__STORED DATA__
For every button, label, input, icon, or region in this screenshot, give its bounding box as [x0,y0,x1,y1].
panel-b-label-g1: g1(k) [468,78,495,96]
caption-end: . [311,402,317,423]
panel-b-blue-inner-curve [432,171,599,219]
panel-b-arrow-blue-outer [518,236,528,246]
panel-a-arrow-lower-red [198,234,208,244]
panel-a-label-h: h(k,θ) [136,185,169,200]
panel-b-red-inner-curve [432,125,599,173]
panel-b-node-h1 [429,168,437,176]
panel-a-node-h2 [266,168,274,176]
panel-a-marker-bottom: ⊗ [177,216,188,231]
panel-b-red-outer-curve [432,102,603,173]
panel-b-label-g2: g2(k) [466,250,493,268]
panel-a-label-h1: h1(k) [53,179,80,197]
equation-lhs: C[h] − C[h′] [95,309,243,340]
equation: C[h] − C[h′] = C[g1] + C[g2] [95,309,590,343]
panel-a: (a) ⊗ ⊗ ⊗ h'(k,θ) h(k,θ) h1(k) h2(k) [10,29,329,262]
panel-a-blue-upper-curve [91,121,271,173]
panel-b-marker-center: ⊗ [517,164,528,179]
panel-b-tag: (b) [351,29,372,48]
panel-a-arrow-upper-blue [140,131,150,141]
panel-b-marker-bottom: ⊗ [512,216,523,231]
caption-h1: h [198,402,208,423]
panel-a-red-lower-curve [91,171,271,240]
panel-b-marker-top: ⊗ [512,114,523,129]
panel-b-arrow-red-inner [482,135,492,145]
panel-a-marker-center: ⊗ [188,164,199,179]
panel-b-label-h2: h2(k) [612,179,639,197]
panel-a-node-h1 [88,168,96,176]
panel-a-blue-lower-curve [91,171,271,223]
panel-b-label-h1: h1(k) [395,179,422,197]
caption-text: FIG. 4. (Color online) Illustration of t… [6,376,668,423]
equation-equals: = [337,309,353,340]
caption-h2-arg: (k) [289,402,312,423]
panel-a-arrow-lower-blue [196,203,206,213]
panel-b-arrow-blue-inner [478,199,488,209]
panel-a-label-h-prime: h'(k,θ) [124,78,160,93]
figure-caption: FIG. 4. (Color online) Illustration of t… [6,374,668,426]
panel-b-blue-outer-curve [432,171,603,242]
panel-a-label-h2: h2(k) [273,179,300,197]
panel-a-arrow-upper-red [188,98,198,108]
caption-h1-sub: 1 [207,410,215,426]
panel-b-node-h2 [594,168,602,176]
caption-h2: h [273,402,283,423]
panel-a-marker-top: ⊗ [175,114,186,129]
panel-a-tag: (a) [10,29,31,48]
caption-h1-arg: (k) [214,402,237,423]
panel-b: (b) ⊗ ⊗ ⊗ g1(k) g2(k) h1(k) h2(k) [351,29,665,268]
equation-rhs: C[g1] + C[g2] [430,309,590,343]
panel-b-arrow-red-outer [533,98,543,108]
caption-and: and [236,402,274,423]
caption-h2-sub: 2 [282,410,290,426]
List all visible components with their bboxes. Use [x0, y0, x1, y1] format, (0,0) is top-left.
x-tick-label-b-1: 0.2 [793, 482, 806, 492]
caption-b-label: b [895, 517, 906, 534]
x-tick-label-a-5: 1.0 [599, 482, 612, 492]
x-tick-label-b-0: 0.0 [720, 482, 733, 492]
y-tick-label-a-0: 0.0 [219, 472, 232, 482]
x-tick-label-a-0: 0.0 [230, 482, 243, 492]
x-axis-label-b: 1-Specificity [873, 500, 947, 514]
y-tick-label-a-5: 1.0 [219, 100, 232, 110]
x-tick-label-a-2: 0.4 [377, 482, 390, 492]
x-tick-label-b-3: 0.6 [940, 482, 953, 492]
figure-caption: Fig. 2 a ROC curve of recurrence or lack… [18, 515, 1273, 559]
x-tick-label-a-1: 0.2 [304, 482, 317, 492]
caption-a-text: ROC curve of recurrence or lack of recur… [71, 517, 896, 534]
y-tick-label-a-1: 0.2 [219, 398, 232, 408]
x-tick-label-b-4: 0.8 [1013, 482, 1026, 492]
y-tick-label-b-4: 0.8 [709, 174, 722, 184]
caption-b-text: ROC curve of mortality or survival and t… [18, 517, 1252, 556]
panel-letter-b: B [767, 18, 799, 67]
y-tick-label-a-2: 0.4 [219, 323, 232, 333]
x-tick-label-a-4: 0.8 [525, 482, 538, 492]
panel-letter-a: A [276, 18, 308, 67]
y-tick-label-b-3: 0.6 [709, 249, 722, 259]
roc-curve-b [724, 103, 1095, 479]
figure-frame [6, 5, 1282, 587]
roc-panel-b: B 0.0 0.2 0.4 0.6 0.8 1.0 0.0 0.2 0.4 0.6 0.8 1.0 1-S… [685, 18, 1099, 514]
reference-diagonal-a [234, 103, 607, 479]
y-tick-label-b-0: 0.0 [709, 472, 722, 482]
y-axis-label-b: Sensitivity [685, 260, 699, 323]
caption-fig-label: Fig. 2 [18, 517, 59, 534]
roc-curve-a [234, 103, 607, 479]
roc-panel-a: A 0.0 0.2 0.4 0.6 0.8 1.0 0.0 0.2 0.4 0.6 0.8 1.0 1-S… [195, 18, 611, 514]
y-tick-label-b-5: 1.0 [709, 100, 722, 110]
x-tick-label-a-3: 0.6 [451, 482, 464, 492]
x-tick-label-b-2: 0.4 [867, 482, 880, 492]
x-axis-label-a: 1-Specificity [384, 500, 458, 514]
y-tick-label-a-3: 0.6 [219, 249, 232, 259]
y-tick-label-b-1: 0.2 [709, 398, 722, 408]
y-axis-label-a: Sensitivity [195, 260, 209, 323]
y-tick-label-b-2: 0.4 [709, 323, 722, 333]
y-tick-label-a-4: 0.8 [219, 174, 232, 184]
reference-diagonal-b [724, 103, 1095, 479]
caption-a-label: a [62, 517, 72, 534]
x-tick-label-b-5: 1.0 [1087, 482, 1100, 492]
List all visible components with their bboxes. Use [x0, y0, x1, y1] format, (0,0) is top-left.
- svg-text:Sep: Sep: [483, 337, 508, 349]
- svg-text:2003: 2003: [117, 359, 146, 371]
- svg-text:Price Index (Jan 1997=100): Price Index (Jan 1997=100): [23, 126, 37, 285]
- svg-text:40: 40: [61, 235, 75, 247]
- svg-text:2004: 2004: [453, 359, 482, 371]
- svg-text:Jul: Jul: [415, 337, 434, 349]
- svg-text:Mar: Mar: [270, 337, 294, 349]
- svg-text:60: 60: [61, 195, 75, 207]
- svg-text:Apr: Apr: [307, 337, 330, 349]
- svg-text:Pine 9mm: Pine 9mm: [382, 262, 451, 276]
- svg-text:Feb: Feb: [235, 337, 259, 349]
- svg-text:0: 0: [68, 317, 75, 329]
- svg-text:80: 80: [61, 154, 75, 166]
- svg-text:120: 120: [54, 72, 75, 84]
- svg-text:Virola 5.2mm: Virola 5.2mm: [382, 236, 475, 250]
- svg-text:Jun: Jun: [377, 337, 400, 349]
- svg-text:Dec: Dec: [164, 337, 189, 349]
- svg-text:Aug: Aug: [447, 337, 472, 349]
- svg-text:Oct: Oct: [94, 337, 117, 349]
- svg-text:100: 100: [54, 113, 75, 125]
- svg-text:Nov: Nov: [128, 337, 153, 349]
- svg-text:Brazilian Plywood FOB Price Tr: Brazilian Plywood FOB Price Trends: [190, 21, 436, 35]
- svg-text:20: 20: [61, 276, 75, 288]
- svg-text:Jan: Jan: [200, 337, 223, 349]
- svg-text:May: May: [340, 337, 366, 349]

__EXERCISE AIM__
Rewrite the whole listing above with "panel-a-marker-top" changed to "panel-a-marker-upper" and every other line left untouched.

__COMPLETE ANSWER__
For every button, label, input, icon, or region in this screenshot, give its bounding box as [x0,y0,x1,y1].
panel-b-label-g1: g1(k) [468,78,495,96]
caption-end: . [311,402,317,423]
panel-b-blue-inner-curve [432,171,599,219]
panel-b-arrow-blue-outer [518,236,528,246]
panel-a-arrow-lower-red [198,234,208,244]
panel-a-label-h: h(k,θ) [136,185,169,200]
panel-b-red-inner-curve [432,125,599,173]
panel-b-node-h1 [429,168,437,176]
panel-a-node-h2 [266,168,274,176]
panel-a-marker-bottom: ⊗ [177,216,188,231]
panel-b-red-outer-curve [432,102,603,173]
panel-b-label-g2: g2(k) [466,250,493,268]
panel-a-label-h1: h1(k) [53,179,80,197]
equation-lhs: C[h] − C[h′] [95,309,243,340]
equation: C[h] − C[h′] = C[g1] + C[g2] [95,309,590,343]
panel-a: (a) ⊗ ⊗ ⊗ h'(k,θ) h(k,θ) h1(k) h2(k) [10,29,329,262]
panel-a-blue-upper-curve [91,121,271,173]
panel-b-marker-center: ⊗ [517,164,528,179]
panel-b-tag: (b) [351,29,372,48]
panel-a-arrow-upper-blue [140,131,150,141]
panel-b-marker-bottom: ⊗ [512,216,523,231]
caption-h1: h [198,402,208,423]
panel-a-red-lower-curve [91,171,271,240]
panel-b-marker-top: ⊗ [512,114,523,129]
panel-b-arrow-red-inner [482,135,492,145]
panel-a-marker-center: ⊗ [188,164,199,179]
panel-b-label-h2: h2(k) [612,179,639,197]
panel-a-node-h1 [88,168,96,176]
panel-a-blue-lower-curve [91,171,271,223]
panel-b-label-h1: h1(k) [395,179,422,197]
caption-text: FIG. 4. (Color online) Illustration of t… [6,376,668,423]
equation-equals: = [337,309,353,340]
caption-h2-arg: (k) [289,402,312,423]
panel-a-arrow-lower-blue [196,203,206,213]
panel-b-arrow-blue-inner [478,199,488,209]
panel-a-label-h-prime: h'(k,θ) [124,78,160,93]
figure-caption: FIG. 4. (Color online) Illustration of t… [6,374,668,426]
panel-b-blue-outer-curve [432,171,603,242]
panel-a-label-h2: h2(k) [273,179,300,197]
panel-a-arrow-upper-red [188,98,198,108]
caption-h1-sub: 1 [207,410,215,426]
panel-b-node-h2 [594,168,602,176]
caption-h2: h [273,402,283,423]
panel-a-marker-upper: ⊗ [175,114,186,129]
panel-a-tag: (a) [10,29,31,48]
caption-h1-arg: (k) [214,402,237,423]
panel-b: (b) ⊗ ⊗ ⊗ g1(k) g2(k) h1(k) h2(k) [351,29,665,268]
equation-rhs: C[g1] + C[g2] [430,309,590,343]
panel-b-arrow-red-outer [533,98,543,108]
caption-and: and [236,402,274,423]
caption-h2-sub: 2 [282,410,290,426]
List all visible components with their bboxes. Use [x0, y0, x1, y1] format, (0,0) is top-left.
x-tick-label-b-1: 0.2 [793, 482, 806, 492]
caption-b-label: b [895, 517, 906, 534]
x-tick-label-a-5: 1.0 [599, 482, 612, 492]
x-tick-label-b-0: 0.0 [720, 482, 733, 492]
y-tick-label-a-0: 0.0 [219, 472, 232, 482]
x-tick-label-a-0: 0.0 [230, 482, 243, 492]
x-axis-label-b: 1-Specificity [873, 500, 947, 514]
y-tick-label-a-5: 1.0 [219, 100, 232, 110]
x-tick-label-a-2: 0.4 [377, 482, 390, 492]
x-tick-label-b-3: 0.6 [940, 482, 953, 492]
figure-caption: Fig. 2 a ROC curve of recurrence or lack… [18, 515, 1273, 559]
x-tick-label-a-1: 0.2 [304, 482, 317, 492]
caption-a-text: ROC curve of recurrence or lack of recur… [71, 517, 896, 534]
y-tick-label-a-1: 0.2 [219, 398, 232, 408]
x-tick-label-b-4: 0.8 [1013, 482, 1026, 492]
y-tick-label-b-4: 0.8 [709, 174, 722, 184]
caption-b-text: ROC curve of mortality or survival and t… [18, 517, 1252, 556]
panel-letter-b: B [767, 18, 799, 67]
y-tick-label-a-2: 0.4 [219, 323, 232, 333]
x-tick-label-a-4: 0.8 [525, 482, 538, 492]
panel-letter-a: A [276, 18, 308, 67]
y-tick-label-b-3: 0.6 [709, 249, 722, 259]
roc-curve-b [724, 103, 1095, 479]
figure-frame [6, 5, 1282, 587]
roc-panel-b: B 0.0 0.2 0.4 0.6 0.8 1.0 0.0 0.2 0.4 0.6 0.8 1.0 1-S… [685, 18, 1099, 514]
reference-diagonal-a [234, 103, 607, 479]
y-tick-label-b-0: 0.0 [709, 472, 722, 482]
y-axis-label-b: Sensitivity [685, 260, 699, 323]
caption-fig-label: Fig. 2 [18, 517, 59, 534]
roc-curve-a [234, 103, 607, 479]
roc-panel-a: A 0.0 0.2 0.4 0.6 0.8 1.0 0.0 0.2 0.4 0.6 0.8 1.0 1-S… [195, 18, 611, 514]
y-tick-label-b-5: 1.0 [709, 100, 722, 110]
x-tick-label-a-3: 0.6 [451, 482, 464, 492]
x-tick-label-b-2: 0.4 [867, 482, 880, 492]
x-axis-label-a: 1-Specificity [384, 500, 458, 514]
y-tick-label-a-3: 0.6 [219, 249, 232, 259]
y-tick-label-b-1: 0.2 [709, 398, 722, 408]
y-axis-label-a: Sensitivity [195, 260, 209, 323]
y-tick-label-b-2: 0.4 [709, 323, 722, 333]
y-tick-label-a-4: 0.8 [219, 174, 232, 184]
reference-diagonal-b [724, 103, 1095, 479]
caption-a-label: a [62, 517, 72, 534]
x-tick-label-b-5: 1.0 [1087, 482, 1100, 492]
List all visible components with their bboxes. Use [x0, y0, x1, y1] format, (0,0) is top-left.
- svg-text:Sep: Sep: [483, 337, 508, 349]
- svg-text:2003: 2003: [117, 359, 146, 371]
- svg-text:Price Index (Jan 1997=100): Price Index (Jan 1997=100): [23, 126, 37, 285]
- svg-text:40: 40: [61, 235, 75, 247]
- svg-text:2004: 2004: [453, 359, 482, 371]
- svg-text:Jul: Jul: [415, 337, 434, 349]
- svg-text:Mar: Mar: [270, 337, 294, 349]
- svg-text:60: 60: [61, 195, 75, 207]
- svg-text:Apr: Apr: [307, 337, 330, 349]
- svg-text:Pine 9mm: Pine 9mm: [382, 262, 451, 276]
- svg-text:Feb: Feb: [235, 337, 259, 349]
- svg-text:0: 0: [68, 317, 75, 329]
- svg-text:80: 80: [61, 154, 75, 166]
- svg-text:120: 120: [54, 72, 75, 84]
- svg-text:Virola 5.2mm: Virola 5.2mm: [382, 236, 475, 250]
- svg-text:Jun: Jun: [377, 337, 400, 349]
- svg-text:Dec: Dec: [164, 337, 189, 349]
- svg-text:Aug: Aug: [447, 337, 472, 349]
- svg-text:Oct: Oct: [94, 337, 117, 349]
- svg-text:100: 100: [54, 113, 75, 125]
- svg-text:Nov: Nov: [128, 337, 153, 349]
- svg-text:Brazilian Plywood FOB Price Tr: Brazilian Plywood FOB Price Trends: [190, 21, 436, 35]
- svg-text:20: 20: [61, 276, 75, 288]
- svg-text:Jan: Jan: [200, 337, 223, 349]
- svg-text:May: May: [340, 337, 366, 349]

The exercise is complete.